Brief: Below are entries. Pull out all lines containing "image".

Extracted information:
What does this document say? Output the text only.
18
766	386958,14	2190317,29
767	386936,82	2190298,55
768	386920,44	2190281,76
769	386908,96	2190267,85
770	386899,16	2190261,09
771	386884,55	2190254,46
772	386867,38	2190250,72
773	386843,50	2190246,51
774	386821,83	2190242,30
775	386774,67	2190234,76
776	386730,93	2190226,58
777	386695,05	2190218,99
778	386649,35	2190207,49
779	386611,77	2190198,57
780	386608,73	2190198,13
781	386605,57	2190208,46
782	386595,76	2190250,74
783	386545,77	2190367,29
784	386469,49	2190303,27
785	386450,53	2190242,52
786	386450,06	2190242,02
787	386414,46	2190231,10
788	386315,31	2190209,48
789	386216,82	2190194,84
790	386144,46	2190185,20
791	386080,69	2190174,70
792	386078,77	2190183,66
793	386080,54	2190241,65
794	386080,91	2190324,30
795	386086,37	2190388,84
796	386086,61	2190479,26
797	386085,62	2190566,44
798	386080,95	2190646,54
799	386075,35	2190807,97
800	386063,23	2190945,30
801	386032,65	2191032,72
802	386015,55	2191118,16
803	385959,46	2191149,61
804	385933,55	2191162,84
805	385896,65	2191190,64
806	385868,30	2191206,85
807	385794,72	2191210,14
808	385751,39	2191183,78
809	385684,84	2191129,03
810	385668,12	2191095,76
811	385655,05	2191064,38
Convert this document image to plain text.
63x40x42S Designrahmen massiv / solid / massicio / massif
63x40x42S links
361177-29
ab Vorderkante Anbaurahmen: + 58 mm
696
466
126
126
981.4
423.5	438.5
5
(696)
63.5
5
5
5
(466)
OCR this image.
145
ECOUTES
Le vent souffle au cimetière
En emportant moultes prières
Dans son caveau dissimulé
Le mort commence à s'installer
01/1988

Expected answer:
Convert this document image to plain text.
OCR this image.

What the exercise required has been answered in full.